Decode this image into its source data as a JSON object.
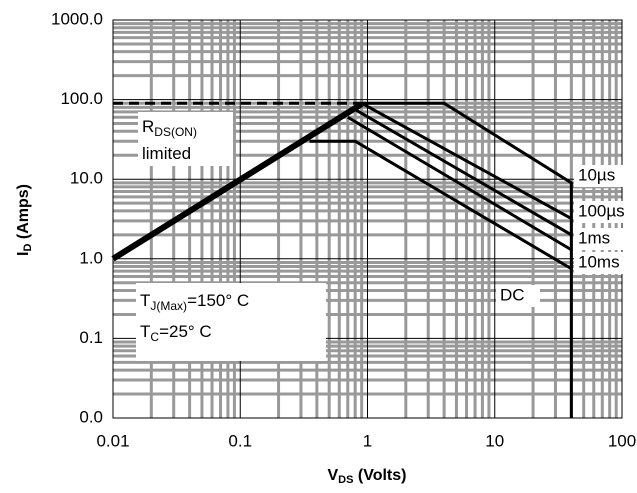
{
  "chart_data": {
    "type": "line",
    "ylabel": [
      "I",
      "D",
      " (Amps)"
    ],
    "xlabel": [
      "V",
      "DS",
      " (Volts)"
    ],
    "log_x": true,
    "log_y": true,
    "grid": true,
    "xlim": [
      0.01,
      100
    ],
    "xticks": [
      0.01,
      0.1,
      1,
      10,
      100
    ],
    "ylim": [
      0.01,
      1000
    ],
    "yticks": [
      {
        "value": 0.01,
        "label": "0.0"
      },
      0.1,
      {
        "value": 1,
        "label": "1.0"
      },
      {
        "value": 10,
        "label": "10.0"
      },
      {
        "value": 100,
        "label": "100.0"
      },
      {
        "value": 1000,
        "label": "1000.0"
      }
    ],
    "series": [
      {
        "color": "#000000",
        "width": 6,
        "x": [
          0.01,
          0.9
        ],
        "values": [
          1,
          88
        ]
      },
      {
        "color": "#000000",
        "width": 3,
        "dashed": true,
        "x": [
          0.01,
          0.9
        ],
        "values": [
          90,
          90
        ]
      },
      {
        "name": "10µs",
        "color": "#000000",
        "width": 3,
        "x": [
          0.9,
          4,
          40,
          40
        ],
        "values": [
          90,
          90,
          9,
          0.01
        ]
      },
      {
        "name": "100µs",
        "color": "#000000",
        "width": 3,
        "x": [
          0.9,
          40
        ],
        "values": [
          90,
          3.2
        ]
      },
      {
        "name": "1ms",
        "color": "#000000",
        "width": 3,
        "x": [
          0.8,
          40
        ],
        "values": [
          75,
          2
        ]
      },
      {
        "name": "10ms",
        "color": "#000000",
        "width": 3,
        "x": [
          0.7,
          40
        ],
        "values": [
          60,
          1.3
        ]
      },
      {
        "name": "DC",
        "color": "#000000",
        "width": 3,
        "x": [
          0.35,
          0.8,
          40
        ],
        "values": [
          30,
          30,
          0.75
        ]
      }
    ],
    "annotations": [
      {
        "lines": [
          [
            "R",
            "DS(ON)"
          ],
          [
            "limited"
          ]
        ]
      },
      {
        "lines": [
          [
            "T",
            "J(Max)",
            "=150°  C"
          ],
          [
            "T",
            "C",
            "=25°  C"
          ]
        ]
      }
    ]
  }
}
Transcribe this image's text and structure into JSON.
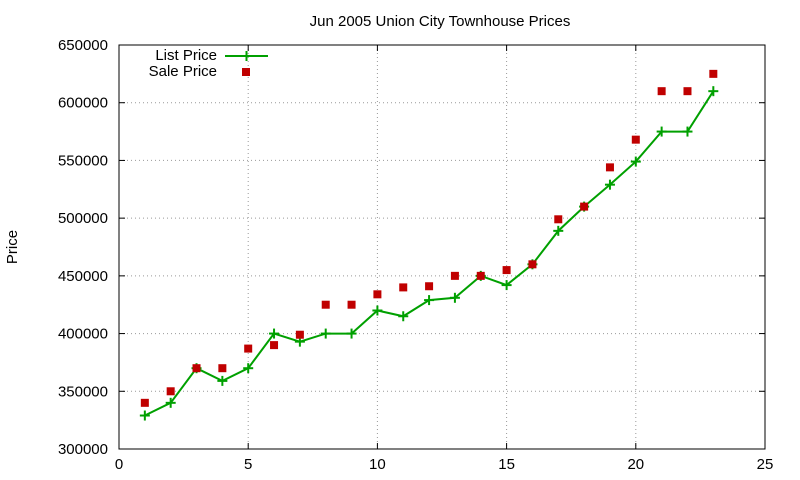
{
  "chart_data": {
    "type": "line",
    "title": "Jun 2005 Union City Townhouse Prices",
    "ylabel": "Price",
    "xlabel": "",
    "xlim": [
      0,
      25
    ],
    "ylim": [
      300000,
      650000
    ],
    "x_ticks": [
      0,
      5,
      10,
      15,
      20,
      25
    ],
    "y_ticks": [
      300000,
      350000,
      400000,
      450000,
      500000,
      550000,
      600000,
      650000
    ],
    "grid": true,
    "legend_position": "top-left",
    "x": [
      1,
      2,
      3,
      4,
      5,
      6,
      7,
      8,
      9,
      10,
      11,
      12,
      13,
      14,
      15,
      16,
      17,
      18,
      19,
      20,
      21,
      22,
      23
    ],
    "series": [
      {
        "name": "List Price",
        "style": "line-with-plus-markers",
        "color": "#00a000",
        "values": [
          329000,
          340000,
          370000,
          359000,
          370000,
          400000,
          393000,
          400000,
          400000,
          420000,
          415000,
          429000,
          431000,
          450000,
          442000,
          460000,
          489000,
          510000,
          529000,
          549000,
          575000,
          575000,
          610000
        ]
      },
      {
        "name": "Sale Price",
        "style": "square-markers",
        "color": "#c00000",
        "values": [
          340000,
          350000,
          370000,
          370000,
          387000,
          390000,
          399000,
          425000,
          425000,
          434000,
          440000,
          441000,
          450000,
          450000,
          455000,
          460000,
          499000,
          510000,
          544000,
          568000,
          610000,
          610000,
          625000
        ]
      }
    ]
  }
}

=== AIM OF THE EXERCISE ===
Quote the data exactly, leaving every image out of the copy.

=== TASK RESULT ===
Decode this image into its source data as a JSON object.
{
  "chart_data": {
    "type": "line",
    "ylabel": [
      "I",
      "D",
      " (Amps)"
    ],
    "xlabel": [
      "V",
      "DS",
      " (Volts)"
    ],
    "log_x": true,
    "log_y": true,
    "grid": true,
    "xlim": [
      0.01,
      100
    ],
    "xticks": [
      0.01,
      0.1,
      1,
      10,
      100
    ],
    "ylim": [
      0.01,
      1000
    ],
    "yticks": [
      {
        "value": 0.01,
        "label": "0.0"
      },
      0.1,
      {
        "value": 1,
        "label": "1.0"
      },
      {
        "value": 10,
        "label": "10.0"
      },
      {
        "value": 100,
        "label": "100.0"
      },
      {
        "value": 1000,
        "label": "1000.0"
      }
    ],
    "series": [
      {
        "color": "#000000",
        "width": 6,
        "x": [
          0.01,
          0.9
        ],
        "values": [
          1,
          88
        ]
      },
      {
        "color": "#000000",
        "width": 3,
        "dashed": true,
        "x": [
          0.01,
          0.9
        ],
        "values": [
          90,
          90
        ]
      },
      {
        "name": "10µs",
        "color": "#000000",
        "width": 3,
        "x": [
          0.9,
          4,
          40,
          40
        ],
        "values": [
          90,
          90,
          9,
          0.01
        ]
      },
      {
        "name": "100µs",
        "color": "#000000",
        "width": 3,
        "x": [
          0.9,
          40
        ],
        "values": [
          90,
          3.2
        ]
      },
      {
        "name": "1ms",
        "color": "#000000",
        "width": 3,
        "x": [
          0.8,
          40
        ],
        "values": [
          75,
          2
        ]
      },
      {
        "name": "10ms",
        "color": "#000000",
        "width": 3,
        "x": [
          0.7,
          40
        ],
        "values": [
          60,
          1.3
        ]
      },
      {
        "name": "DC",
        "color": "#000000",
        "width": 3,
        "x": [
          0.35,
          0.8,
          40
        ],
        "values": [
          30,
          30,
          0.75
        ]
      }
    ],
    "annotations": [
      {
        "lines": [
          [
            "R",
            "DS(ON)"
          ],
          [
            "limited"
          ]
        ]
      },
      {
        "lines": [
          [
            "T",
            "J(Max)",
            "=150°  C"
          ],
          [
            "T",
            "C",
            "=25°  C"
          ]
        ]
      }
    ]
  }
}
Transcribe this image's text and structure into JSON.
{
  "chart_data": {
    "type": "line",
    "title": "Jun 2005 Union City Townhouse Prices",
    "ylabel": "Price",
    "xlabel": "",
    "xlim": [
      0,
      25
    ],
    "ylim": [
      300000,
      650000
    ],
    "x_ticks": [
      0,
      5,
      10,
      15,
      20,
      25
    ],
    "y_ticks": [
      300000,
      350000,
      400000,
      450000,
      500000,
      550000,
      600000,
      650000
    ],
    "grid": true,
    "legend_position": "top-left",
    "x": [
      1,
      2,
      3,
      4,
      5,
      6,
      7,
      8,
      9,
      10,
      11,
      12,
      13,
      14,
      15,
      16,
      17,
      18,
      19,
      20,
      21,
      22,
      23
    ],
    "series": [
      {
        "name": "List Price",
        "style": "line-with-plus-markers",
        "color": "#00a000",
        "values": [
          329000,
          340000,
          370000,
          359000,
          370000,
          400000,
          393000,
          400000,
          400000,
          420000,
          415000,
          429000,
          431000,
          450000,
          442000,
          460000,
          489000,
          510000,
          529000,
          549000,
          575000,
          575000,
          610000
        ]
      },
      {
        "name": "Sale Price",
        "style": "square-markers",
        "color": "#c00000",
        "values": [
          340000,
          350000,
          370000,
          370000,
          387000,
          390000,
          399000,
          425000,
          425000,
          434000,
          440000,
          441000,
          450000,
          450000,
          455000,
          460000,
          499000,
          510000,
          544000,
          568000,
          610000,
          610000,
          625000
        ]
      }
    ]
  }
}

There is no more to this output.